[WORK TO BE COMPLETED]
Retype each record below word for word. Leave the pictures out.
--- START OF PROVIDED MATERIAL ---
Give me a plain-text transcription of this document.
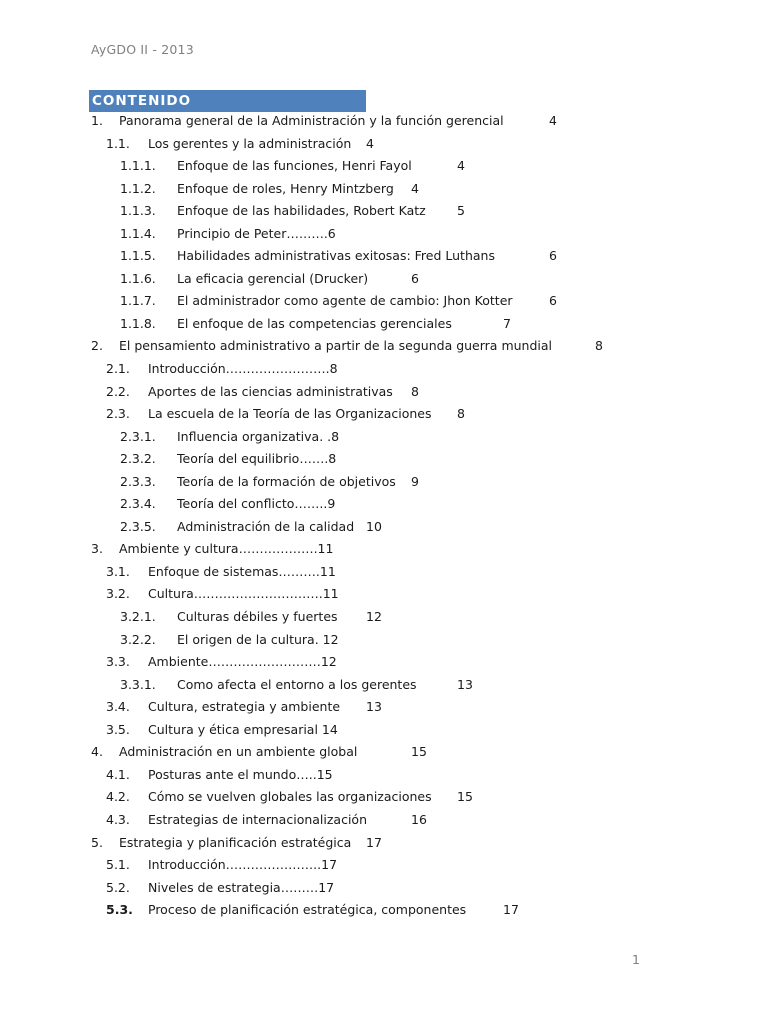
AyGDO II - 2013
CONTENIDO
1. Panorama general de la Administración y la función gerencial	4
1.1. Los gerentes y la administración 4
1.1.1. Enfoque de las funciones, Henri Fayol	4
1.1.2. Enfoque de roles, Henry Mintzberg 4
1.1.3. Enfoque de las habilidades, Robert Katz	5
1.1.4. Principio de Peter……….6
1.1.5. Habilidades administrativas exitosas: Fred Luthans	6
1.1.6. La eficacia gerencial (Drucker)	6
1.1.7. El administrador como agente de cambio: Jhon Kotter	6
1.1.8. El enfoque de las competencias gerenciales	7
2. El pensamiento administrativo a partir de la segunda guerra mundial	8
2.1. Introducción…………………….8
2.2. Aportes de las ciencias administrativas 8
2.3. La escuela de la Teoría de las Organizaciones 8
2.3.1. Influencia organizativa. .8
2.3.2. Teoría del equilibrio…….8
2.3.3. Teoría de la formación de objetivos 9
2.3.4. Teoría del conflicto……..9
2.3.5. Administración de la calidad 10
3. Ambiente y cultura……………….11
3.1. Enfoque de sistemas……….11
3.2. Cultura………………………….11
3.2.1. Culturas débiles y fuertes 12
3.2.2. El origen de la cultura. 12
3.3. Ambiente………………………12
3.3.1. Como afecta el entorno a los gerentes	13
3.4. Cultura, estrategia y ambiente 13
3.5. Cultura y ética empresarial 14
4. Administración en un ambiente global	15
4.1. Posturas ante el mundo…..15
4.2. Cómo se vuelven globales las organizaciones 15
4.3. Estrategias de internacionalización	16
5. Estrategia y planificación estratégica 17
5.1. Introducción…………………..17
5.2. Niveles de estrategia………17
5.3. Proceso de planificación estratégica, componentes	17
1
--- END OF PROVIDED MATERIAL ---
[SOLUTION TO THIS TASK]
Give me a plain-text transcription of this document.
AyGDO II - 2013
CONTENIDO
1. Panorama general de la Administración y la función gerencial	4
1.1. Los gerentes y la administración 4
1.1.1. Enfoque de las funciones, Henri Fayol	4
1.1.2. Enfoque de roles, Henry Mintzberg 4
1.1.3. Enfoque de las habilidades, Robert Katz	5
1.1.4. Principio de Peter……….6
1.1.5. Habilidades administrativas exitosas: Fred Luthans	6
1.1.6. La eficacia gerencial (Drucker)	6
1.1.7. El administrador como agente de cambio: Jhon Kotter	6
1.1.8. El enfoque de las competencias gerenciales	7
2. El pensamiento administrativo a partir de la segunda guerra mundial	8
2.1. Introducción…………………….8
2.2. Aportes de las ciencias administrativas 8
2.3. La escuela de la Teoría de las Organizaciones 8
2.3.1. Influencia organizativa. .8
2.3.2. Teoría del equilibrio…….8
2.3.3. Teoría de la formación de objetivos 9
2.3.4. Teoría del conflicto……..9
2.3.5. Administración de la calidad 10
3. Ambiente y cultura……………….11
3.1. Enfoque de sistemas……….11
3.2. Cultura………………………….11
3.2.1. Culturas débiles y fuertes 12
3.2.2. El origen de la cultura. 12
3.3. Ambiente………………………12
3.3.1. Como afecta el entorno a los gerentes	13
3.4. Cultura, estrategia y ambiente 13
3.5. Cultura y ética empresarial 14
4. Administración en un ambiente global	15
4.1. Posturas ante el mundo…..15
4.2. Cómo se vuelven globales las organizaciones 15
4.3. Estrategias de internacionalización	16
5. Estrategia y planificación estratégica 17
5.1. Introducción…………………..17
5.2. Niveles de estrategia………17
5.3. Proceso de planificación estratégica, componentes	17
1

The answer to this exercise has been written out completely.